- Data for the task
=====

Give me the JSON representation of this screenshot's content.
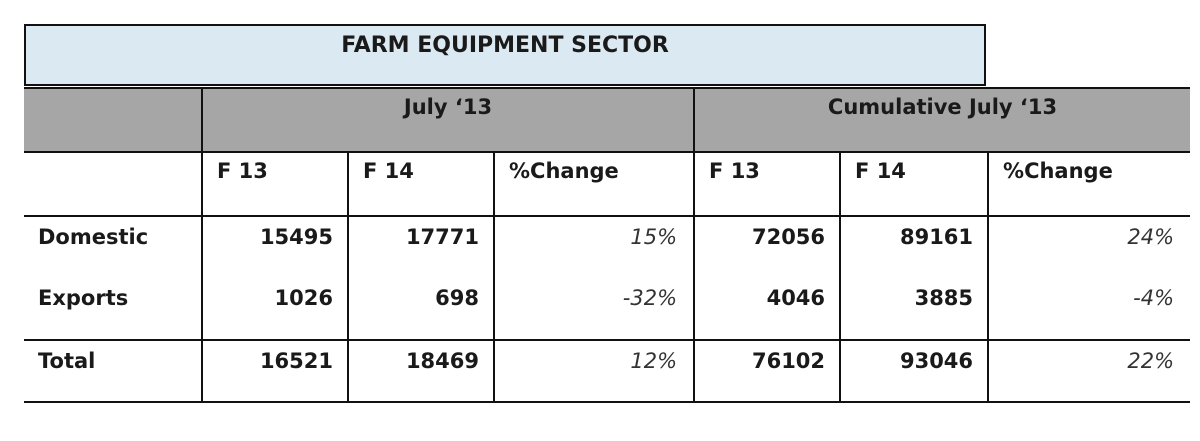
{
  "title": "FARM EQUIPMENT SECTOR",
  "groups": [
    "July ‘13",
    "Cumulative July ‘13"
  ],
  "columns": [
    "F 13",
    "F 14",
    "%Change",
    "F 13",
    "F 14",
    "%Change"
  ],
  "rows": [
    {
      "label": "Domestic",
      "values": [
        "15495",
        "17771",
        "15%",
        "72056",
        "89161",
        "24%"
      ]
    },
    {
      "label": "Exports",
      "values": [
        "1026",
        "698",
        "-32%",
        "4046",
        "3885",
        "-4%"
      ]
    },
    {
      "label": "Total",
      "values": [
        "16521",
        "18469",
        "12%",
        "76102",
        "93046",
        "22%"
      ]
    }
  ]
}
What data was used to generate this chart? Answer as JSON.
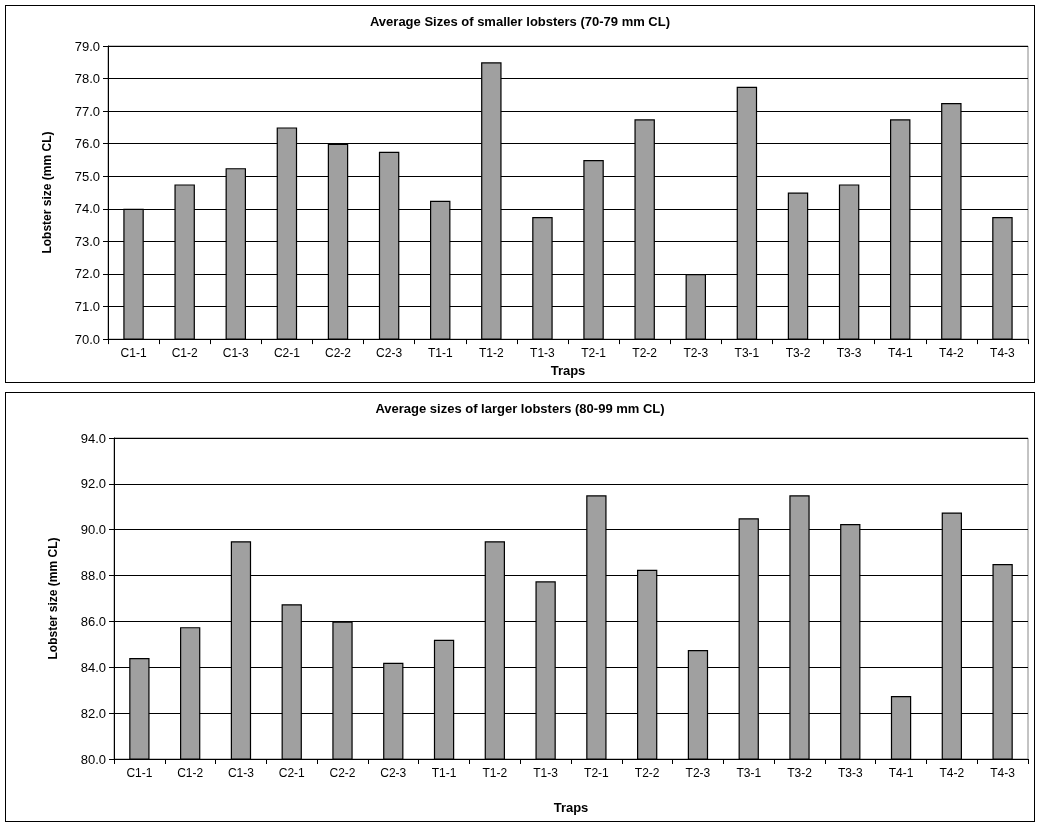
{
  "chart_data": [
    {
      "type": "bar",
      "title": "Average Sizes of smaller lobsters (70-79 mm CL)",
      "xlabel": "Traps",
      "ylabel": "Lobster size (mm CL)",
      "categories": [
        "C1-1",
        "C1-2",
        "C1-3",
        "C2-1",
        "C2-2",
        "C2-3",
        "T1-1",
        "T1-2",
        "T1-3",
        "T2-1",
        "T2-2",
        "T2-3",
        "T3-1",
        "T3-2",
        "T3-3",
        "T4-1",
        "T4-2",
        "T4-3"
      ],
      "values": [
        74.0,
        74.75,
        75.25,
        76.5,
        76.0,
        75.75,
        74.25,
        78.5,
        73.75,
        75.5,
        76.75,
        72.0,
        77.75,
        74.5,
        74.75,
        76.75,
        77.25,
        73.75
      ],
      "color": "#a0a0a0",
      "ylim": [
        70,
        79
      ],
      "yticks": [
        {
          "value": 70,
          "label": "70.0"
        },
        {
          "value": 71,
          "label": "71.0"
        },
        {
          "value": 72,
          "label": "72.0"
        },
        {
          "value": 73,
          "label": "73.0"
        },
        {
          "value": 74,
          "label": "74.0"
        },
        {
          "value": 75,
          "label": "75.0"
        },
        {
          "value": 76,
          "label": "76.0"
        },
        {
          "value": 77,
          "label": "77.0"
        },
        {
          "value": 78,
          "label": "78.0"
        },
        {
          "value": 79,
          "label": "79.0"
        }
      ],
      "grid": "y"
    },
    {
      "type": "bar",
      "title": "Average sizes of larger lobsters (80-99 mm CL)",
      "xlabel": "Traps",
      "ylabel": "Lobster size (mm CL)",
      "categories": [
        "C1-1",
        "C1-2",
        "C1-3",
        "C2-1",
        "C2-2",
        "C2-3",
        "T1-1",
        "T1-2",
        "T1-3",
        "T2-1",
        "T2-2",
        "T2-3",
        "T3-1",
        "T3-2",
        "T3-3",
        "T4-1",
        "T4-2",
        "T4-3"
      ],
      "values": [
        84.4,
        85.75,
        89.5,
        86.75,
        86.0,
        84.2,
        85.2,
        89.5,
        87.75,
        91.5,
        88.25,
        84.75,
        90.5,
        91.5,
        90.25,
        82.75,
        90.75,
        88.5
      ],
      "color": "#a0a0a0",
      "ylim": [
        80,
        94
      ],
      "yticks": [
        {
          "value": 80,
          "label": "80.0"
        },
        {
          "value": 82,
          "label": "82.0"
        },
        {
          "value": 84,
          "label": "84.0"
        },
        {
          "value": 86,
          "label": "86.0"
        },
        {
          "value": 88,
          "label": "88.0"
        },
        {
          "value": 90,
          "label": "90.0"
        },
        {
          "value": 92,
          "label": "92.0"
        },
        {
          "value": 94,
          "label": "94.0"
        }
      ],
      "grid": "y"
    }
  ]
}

=====

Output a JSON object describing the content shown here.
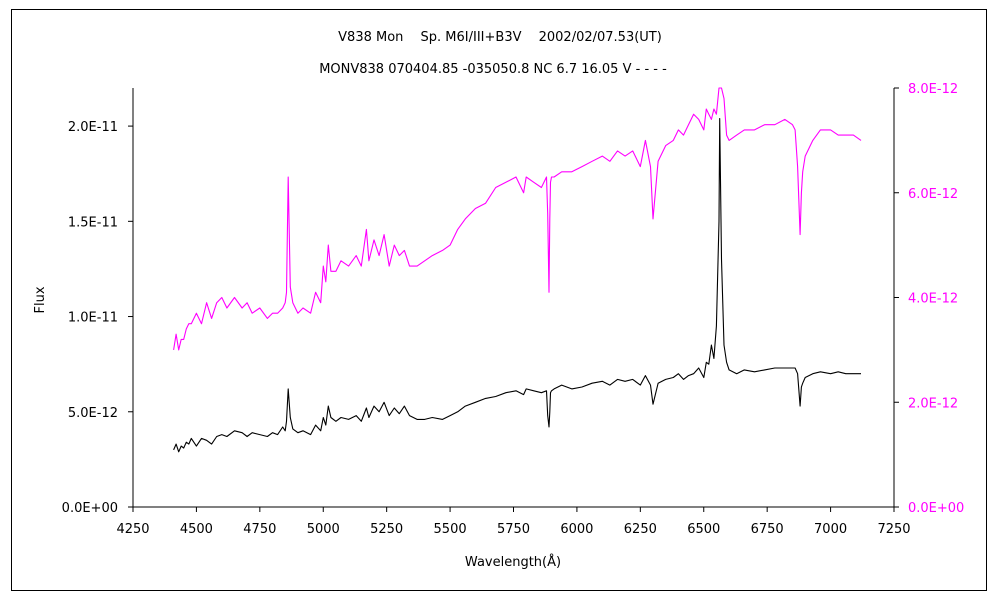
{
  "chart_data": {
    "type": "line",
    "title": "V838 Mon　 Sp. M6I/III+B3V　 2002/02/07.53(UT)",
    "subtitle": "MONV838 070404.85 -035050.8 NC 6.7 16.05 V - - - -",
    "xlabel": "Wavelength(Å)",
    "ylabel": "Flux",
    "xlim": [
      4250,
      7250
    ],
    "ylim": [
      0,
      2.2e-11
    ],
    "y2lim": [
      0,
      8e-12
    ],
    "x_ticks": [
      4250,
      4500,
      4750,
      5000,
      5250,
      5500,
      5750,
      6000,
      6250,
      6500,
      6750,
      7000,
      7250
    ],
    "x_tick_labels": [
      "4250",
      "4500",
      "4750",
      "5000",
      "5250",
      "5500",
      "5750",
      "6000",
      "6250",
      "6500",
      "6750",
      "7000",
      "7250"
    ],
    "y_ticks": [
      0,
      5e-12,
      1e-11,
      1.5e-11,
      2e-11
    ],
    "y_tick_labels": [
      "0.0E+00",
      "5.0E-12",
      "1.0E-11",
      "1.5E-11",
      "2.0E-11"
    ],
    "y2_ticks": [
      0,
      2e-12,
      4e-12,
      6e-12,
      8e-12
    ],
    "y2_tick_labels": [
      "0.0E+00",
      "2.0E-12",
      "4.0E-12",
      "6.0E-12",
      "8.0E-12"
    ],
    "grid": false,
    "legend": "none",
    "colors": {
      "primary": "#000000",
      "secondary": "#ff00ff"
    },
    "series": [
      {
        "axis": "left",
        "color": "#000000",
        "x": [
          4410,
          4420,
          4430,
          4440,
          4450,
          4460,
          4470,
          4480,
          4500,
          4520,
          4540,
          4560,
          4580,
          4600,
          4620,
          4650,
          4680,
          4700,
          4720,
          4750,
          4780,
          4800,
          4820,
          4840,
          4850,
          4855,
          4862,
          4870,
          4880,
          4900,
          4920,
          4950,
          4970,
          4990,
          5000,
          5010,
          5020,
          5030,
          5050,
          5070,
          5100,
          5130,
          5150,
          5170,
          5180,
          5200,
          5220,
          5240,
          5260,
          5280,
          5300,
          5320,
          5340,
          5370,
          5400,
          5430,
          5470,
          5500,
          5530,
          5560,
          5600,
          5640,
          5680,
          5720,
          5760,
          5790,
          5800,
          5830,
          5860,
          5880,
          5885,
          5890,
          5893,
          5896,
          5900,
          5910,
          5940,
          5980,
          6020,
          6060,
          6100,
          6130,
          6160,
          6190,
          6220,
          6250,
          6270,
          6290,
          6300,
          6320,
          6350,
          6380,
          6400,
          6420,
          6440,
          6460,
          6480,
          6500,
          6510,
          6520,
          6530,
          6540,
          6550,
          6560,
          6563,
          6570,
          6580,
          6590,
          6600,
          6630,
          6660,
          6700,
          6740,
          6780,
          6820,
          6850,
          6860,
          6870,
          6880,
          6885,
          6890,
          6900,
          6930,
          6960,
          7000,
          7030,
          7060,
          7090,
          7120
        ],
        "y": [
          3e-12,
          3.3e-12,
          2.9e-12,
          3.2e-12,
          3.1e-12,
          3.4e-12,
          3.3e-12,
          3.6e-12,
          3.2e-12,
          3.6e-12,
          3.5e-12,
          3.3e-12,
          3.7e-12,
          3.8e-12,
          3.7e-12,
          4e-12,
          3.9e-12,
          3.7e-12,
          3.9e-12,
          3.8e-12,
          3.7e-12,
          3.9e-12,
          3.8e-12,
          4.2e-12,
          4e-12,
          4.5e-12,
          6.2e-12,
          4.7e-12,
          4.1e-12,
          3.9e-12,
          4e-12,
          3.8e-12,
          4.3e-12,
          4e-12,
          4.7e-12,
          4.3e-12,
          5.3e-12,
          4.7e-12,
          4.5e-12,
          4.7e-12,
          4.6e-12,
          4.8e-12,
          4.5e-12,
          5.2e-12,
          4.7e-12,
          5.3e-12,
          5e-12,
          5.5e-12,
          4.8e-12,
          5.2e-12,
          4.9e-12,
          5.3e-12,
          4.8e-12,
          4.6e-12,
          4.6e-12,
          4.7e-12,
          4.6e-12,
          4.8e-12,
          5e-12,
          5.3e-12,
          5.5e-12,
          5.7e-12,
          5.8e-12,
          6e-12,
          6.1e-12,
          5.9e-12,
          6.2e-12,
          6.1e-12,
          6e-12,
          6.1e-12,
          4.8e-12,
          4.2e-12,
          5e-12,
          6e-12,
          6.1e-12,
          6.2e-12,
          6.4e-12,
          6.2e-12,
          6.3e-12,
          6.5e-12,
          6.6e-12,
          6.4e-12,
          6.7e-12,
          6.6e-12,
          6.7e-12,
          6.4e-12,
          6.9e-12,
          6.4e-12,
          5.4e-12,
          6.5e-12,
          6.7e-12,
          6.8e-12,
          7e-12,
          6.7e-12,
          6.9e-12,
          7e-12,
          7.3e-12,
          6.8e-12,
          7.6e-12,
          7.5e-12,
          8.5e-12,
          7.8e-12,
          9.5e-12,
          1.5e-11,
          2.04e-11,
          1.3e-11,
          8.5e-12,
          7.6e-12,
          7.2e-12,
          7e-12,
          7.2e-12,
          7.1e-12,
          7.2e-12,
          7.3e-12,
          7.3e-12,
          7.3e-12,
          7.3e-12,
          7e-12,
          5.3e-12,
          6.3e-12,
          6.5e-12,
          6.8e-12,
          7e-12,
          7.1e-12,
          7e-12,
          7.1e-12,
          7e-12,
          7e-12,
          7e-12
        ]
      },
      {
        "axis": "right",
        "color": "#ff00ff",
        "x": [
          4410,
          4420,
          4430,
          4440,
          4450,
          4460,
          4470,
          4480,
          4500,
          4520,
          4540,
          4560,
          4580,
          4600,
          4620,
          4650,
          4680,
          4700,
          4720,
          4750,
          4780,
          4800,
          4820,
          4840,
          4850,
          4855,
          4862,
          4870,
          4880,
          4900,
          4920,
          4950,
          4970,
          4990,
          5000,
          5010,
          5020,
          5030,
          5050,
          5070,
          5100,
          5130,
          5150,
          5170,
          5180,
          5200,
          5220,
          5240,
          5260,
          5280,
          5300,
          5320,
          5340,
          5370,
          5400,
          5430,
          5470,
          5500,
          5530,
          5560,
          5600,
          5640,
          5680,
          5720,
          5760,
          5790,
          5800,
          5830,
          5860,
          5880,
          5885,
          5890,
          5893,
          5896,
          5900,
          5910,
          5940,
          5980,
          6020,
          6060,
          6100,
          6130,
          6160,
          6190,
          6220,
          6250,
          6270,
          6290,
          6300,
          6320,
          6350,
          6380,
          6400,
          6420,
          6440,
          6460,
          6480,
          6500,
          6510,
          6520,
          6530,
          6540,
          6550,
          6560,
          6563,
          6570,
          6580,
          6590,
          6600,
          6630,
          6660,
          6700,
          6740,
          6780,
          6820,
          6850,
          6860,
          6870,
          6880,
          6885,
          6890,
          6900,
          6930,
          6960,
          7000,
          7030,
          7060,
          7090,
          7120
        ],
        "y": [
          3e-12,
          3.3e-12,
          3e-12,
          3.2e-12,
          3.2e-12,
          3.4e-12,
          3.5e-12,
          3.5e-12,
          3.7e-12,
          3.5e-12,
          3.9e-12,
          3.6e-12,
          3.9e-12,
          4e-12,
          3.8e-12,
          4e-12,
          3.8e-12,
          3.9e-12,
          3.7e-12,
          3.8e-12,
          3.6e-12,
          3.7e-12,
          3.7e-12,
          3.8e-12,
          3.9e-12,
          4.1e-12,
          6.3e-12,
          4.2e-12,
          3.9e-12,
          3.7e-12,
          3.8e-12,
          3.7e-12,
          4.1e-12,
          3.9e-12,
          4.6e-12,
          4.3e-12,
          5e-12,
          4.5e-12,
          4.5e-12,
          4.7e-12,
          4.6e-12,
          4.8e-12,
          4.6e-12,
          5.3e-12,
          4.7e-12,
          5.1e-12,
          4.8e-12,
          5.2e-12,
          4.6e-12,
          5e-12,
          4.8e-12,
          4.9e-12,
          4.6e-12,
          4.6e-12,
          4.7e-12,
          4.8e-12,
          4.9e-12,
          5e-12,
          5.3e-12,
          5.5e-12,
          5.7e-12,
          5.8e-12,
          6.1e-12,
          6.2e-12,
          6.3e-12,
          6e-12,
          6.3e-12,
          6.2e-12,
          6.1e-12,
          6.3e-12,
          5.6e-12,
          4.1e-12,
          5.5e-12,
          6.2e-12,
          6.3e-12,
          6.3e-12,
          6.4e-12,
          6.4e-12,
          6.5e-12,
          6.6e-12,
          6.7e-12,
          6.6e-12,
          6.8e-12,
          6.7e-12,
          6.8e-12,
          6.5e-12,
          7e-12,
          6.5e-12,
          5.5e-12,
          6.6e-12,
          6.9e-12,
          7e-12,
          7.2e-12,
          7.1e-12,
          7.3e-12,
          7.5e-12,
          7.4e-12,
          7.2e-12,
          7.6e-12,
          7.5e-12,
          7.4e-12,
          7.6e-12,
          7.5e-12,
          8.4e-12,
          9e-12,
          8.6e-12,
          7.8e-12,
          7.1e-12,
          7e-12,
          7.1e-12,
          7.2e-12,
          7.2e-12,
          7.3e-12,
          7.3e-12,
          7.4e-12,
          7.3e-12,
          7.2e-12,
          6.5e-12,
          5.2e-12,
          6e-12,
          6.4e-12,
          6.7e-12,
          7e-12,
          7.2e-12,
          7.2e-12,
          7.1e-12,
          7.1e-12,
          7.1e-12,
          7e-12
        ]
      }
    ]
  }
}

=====

Reproduce each line of the entries in which the word "Average" is found.

- Answer in full
      "title": "Average Sizes of smaller lobsters (70-79 mm CL)",
      "title": "Average sizes of larger lobsters (80-99 mm CL)",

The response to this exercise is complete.